Every line below that mentions the word "label" should be copied out.

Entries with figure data
-- START --

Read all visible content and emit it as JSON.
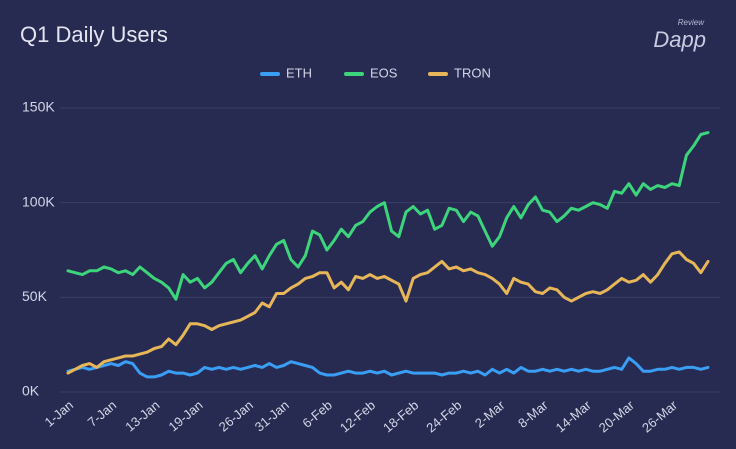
{
  "chart_data": {
    "type": "line",
    "title": "Q1 Daily Users",
    "logo": {
      "small": "Review",
      "big": "Dapp"
    },
    "categories": [
      "1-Jan",
      null,
      null,
      null,
      null,
      null,
      "7-Jan",
      null,
      null,
      null,
      null,
      null,
      "13-Jan",
      null,
      null,
      null,
      null,
      null,
      "19-Jan",
      null,
      null,
      null,
      null,
      null,
      null,
      "26-Jan",
      null,
      null,
      null,
      null,
      "31-Jan",
      null,
      null,
      null,
      null,
      null,
      "6-Feb",
      null,
      null,
      null,
      null,
      null,
      "12-Feb",
      null,
      null,
      null,
      null,
      null,
      "18-Feb",
      null,
      null,
      null,
      null,
      null,
      "24-Feb",
      null,
      null,
      null,
      null,
      null,
      "2-Mar",
      null,
      null,
      null,
      null,
      null,
      "8-Mar",
      null,
      null,
      null,
      null,
      null,
      "14-Mar",
      null,
      null,
      null,
      null,
      null,
      "20-Mar",
      null,
      null,
      null,
      null,
      null,
      "26-Mar",
      null,
      null,
      null,
      null,
      null
    ],
    "series": [
      {
        "name": "ETH",
        "color": "#3a9ef5",
        "values": [
          11000,
          12000,
          13000,
          12000,
          13000,
          14000,
          15000,
          14000,
          16000,
          15000,
          10000,
          8000,
          8000,
          9000,
          11000,
          10000,
          10000,
          9000,
          10000,
          13000,
          12000,
          13000,
          12000,
          13000,
          12000,
          13000,
          14000,
          13000,
          15000,
          13000,
          14000,
          16000,
          15000,
          14000,
          13000,
          10000,
          9000,
          9000,
          10000,
          11000,
          10000,
          10000,
          11000,
          10000,
          11000,
          9000,
          10000,
          11000,
          10000,
          10000,
          10000,
          10000,
          9000,
          10000,
          10000,
          11000,
          10000,
          11000,
          9000,
          12000,
          10000,
          12000,
          10000,
          13000,
          11000,
          11000,
          12000,
          11000,
          12000,
          11000,
          12000,
          11000,
          12000,
          11000,
          11000,
          12000,
          13000,
          12000,
          18000,
          15000,
          11000,
          11000,
          12000,
          12000,
          13000,
          12000,
          13000,
          13000,
          12000,
          13000
        ]
      },
      {
        "name": "EOS",
        "color": "#3dd57b",
        "values": [
          64000,
          63000,
          62000,
          64000,
          64000,
          66000,
          65000,
          63000,
          64000,
          62000,
          66000,
          63000,
          60000,
          58000,
          55000,
          49000,
          62000,
          58000,
          60000,
          55000,
          58000,
          63000,
          68000,
          70000,
          63000,
          68000,
          72000,
          65000,
          72000,
          78000,
          80000,
          70000,
          66000,
          72000,
          85000,
          83000,
          75000,
          80000,
          86000,
          82000,
          88000,
          90000,
          95000,
          98000,
          100000,
          85000,
          82000,
          95000,
          98000,
          94000,
          96000,
          86000,
          88000,
          97000,
          96000,
          90000,
          95000,
          93000,
          85000,
          77000,
          82000,
          92000,
          98000,
          92000,
          99000,
          103000,
          96000,
          95000,
          90000,
          93000,
          97000,
          96000,
          98000,
          100000,
          99000,
          97000,
          106000,
          105000,
          110000,
          104000,
          110000,
          107000,
          109000,
          108000,
          110000,
          109000,
          125000,
          130000,
          136000,
          137000
        ]
      },
      {
        "name": "TRON",
        "color": "#e6b658",
        "values": [
          10000,
          12000,
          14000,
          15000,
          13000,
          16000,
          17000,
          18000,
          19000,
          19000,
          20000,
          21000,
          23000,
          24000,
          28000,
          25000,
          30000,
          36000,
          36000,
          35000,
          33000,
          35000,
          36000,
          37000,
          38000,
          40000,
          42000,
          47000,
          45000,
          52000,
          52000,
          55000,
          57000,
          60000,
          61000,
          63000,
          63000,
          55000,
          58000,
          54000,
          61000,
          60000,
          62000,
          60000,
          61000,
          59000,
          57000,
          48000,
          60000,
          62000,
          63000,
          66000,
          69000,
          65000,
          66000,
          64000,
          65000,
          63000,
          62000,
          60000,
          57000,
          52000,
          60000,
          58000,
          57000,
          53000,
          52000,
          55000,
          54000,
          50000,
          48000,
          50000,
          52000,
          53000,
          52000,
          54000,
          57000,
          60000,
          58000,
          59000,
          62000,
          58000,
          62000,
          68000,
          73000,
          74000,
          70000,
          68000,
          63000,
          69000
        ]
      }
    ],
    "ylim": [
      0,
      150000
    ],
    "yticks": [
      {
        "value": 0,
        "label": "0K"
      },
      {
        "value": 50000,
        "label": "50K"
      },
      {
        "value": 100000,
        "label": "100K"
      },
      {
        "value": 150000,
        "label": "150K"
      }
    ],
    "grid": true,
    "legend": "top"
  }
}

-- END --

- IN RESPONSE:
        "label": "0K"
        "label": "50K"
        "label": "100K"
        "label": "150K"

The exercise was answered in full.